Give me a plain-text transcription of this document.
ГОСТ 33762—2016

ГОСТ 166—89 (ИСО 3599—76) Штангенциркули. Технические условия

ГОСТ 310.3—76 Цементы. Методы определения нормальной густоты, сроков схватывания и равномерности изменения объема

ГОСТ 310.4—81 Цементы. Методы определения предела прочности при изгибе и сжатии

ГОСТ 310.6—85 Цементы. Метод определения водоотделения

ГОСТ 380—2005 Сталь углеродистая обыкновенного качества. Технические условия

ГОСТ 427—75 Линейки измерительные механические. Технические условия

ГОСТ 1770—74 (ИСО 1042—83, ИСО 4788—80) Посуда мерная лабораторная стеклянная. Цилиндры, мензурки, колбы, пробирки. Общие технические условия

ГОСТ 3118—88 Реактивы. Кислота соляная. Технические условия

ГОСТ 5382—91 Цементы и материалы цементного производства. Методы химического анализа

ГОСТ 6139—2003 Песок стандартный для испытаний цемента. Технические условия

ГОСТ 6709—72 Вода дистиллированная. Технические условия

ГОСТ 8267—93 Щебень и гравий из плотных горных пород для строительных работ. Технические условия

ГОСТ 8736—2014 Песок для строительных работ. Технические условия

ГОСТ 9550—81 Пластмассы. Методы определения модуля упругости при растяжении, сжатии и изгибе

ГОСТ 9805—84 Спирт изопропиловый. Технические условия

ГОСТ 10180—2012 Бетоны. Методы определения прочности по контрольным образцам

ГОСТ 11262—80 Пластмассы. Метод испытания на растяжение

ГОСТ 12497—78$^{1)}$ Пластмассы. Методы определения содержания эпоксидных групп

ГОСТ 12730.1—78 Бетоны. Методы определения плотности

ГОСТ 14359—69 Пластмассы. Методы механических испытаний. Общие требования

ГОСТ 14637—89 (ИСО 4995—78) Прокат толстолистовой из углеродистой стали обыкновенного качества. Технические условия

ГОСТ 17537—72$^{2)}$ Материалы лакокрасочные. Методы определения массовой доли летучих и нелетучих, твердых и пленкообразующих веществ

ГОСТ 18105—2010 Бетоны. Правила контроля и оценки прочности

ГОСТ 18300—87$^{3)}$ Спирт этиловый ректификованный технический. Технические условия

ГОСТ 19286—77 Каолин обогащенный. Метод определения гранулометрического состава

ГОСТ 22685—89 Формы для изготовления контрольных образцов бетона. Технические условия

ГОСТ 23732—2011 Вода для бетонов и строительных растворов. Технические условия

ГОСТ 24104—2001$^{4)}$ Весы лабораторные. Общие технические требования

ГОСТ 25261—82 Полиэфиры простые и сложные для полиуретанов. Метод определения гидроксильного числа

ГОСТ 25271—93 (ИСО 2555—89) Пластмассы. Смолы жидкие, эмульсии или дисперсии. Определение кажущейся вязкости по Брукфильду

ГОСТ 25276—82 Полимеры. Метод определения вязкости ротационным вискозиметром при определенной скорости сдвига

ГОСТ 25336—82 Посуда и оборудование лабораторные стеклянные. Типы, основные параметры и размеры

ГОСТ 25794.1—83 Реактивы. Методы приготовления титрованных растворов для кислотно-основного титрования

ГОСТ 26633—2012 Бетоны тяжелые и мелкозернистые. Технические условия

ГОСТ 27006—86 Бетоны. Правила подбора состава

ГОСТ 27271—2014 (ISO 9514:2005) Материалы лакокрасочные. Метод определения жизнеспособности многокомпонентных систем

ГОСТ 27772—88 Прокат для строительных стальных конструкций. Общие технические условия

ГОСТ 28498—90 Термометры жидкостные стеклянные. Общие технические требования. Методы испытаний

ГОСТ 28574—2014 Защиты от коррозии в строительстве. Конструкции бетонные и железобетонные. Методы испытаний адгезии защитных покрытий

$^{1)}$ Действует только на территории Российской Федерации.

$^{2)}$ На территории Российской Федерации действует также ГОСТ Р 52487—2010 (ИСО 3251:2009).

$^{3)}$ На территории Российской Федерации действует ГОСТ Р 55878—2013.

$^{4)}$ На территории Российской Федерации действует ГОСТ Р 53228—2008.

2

■ TO BE DONE: Copy out each record from above, exactly.

■ RESULT FOR THIS EXERCISE:
Give me a plain-text transcription of this document.
ГОСТ 33762—2016

ГОСТ 166—89 (ИСО 3599—76) Штангенциркули. Технические условия

ГОСТ 310.3—76 Цементы. Методы определения нормальной густоты, сроков схватывания и равномерности изменения объема

ГОСТ 310.4—81 Цементы. Методы определения предела прочности при изгибе и сжатии

ГОСТ 310.6—85 Цементы. Метод определения водоотделения

ГОСТ 380—2005 Сталь углеродистая обыкновенного качества. Технические условия

ГОСТ 427—75 Линейки измерительные механические. Технические условия

ГОСТ 1770—74 (ИСО 1042—83, ИСО 4788—80) Посуда мерная лабораторная стеклянная. Цилиндры, мензурки, колбы, пробирки. Общие технические условия

ГОСТ 3118—88 Реактивы. Кислота соляная. Технические условия

ГОСТ 5382—91 Цементы и материалы цементного производства. Методы химического анализа

ГОСТ 6139—2003 Песок стандартный для испытаний цемента. Технические условия

ГОСТ 6709—72 Вода дистиллированная. Технические условия

ГОСТ 8267—93 Щебень и гравий из плотных горных пород для строительных работ. Технические условия

ГОСТ 8736—2014 Песок для строительных работ. Технические условия

ГОСТ 9550—81 Пластмассы. Методы определения модуля упругости при растяжении, сжатии и изгибе

ГОСТ 9805—84 Спирт изопропиловый. Технические условия

ГОСТ 10180—2012 Бетоны. Методы определения прочности по контрольным образцам

ГОСТ 11262—80 Пластмассы. Метод испытания на растяжение

ГОСТ 12497—78$^{1)}$ Пластмассы. Методы определения содержания эпоксидных групп

ГОСТ 12730.1—78 Бетоны. Методы определения плотности

ГОСТ 14359—69 Пластмассы. Методы механических испытаний. Общие требования

ГОСТ 14637—89 (ИСО 4995—78) Прокат толстолистовой из углеродистой стали обыкновенного качества. Технические условия

ГОСТ 17537—72$^{2)}$ Материалы лакокрасочные. Методы определения массовой доли летучих и нелетучих, твердых и пленкообразующих веществ

ГОСТ 18105—2010 Бетоны. Правила контроля и оценки прочности

ГОСТ 18300—87$^{3)}$ Спирт этиловый ректификованный технический. Технические условия

ГОСТ 19286—77 Каолин обогащенный. Метод определения гранулометрического состава

ГОСТ 22685—89 Формы для изготовления контрольных образцов бетона. Технические условия

ГОСТ 23732—2011 Вода для бетонов и строительных растворов. Технические условия

ГОСТ 24104—2001$^{4)}$ Весы лабораторные. Общие технические требования

ГОСТ 25261—82 Полиэфиры простые и сложные для полиуретанов. Метод определения гидроксильного числа

ГОСТ 25271—93 (ИСО 2555—89) Пластмассы. Смолы жидкие, эмульсии или дисперсии. Определение кажущейся вязкости по Брукфильду

ГОСТ 25276—82 Полимеры. Метод определения вязкости ротационным вискозиметром при определенной скорости сдвига

ГОСТ 25336—82 Посуда и оборудование лабораторные стеклянные. Типы, основные параметры и размеры

ГОСТ 25794.1—83 Реактивы. Методы приготовления титрованных растворов для кислотно-основного титрования

ГОСТ 26633—2012 Бетоны тяжелые и мелкозернистые. Технические условия

ГОСТ 27006—86 Бетоны. Правила подбора состава

ГОСТ 27271—2014 (ISO 9514:2005) Материалы лакокрасочные. Метод определения жизнеспособности многокомпонентных систем

ГОСТ 27772—88 Прокат для строительных стальных конструкций. Общие технические условия

ГОСТ 28498—90 Термометры жидкостные стеклянные. Общие технические требования. Методы испытаний

ГОСТ 28574—2014 Защиты от коррозии в строительстве. Конструкции бетонные и железобетонные. Методы испытаний адгезии защитных покрытий

$^{1)}$ Действует только на территории Российской Федерации.

$^{2)}$ На территории Российской Федерации действует также ГОСТ Р 52487—2010 (ИСО 3251:2009).

$^{3)}$ На территории Российской Федерации действует ГОСТ Р 55878—2013.

$^{4)}$ На территории Российской Федерации действует ГОСТ Р 53228—2008.

2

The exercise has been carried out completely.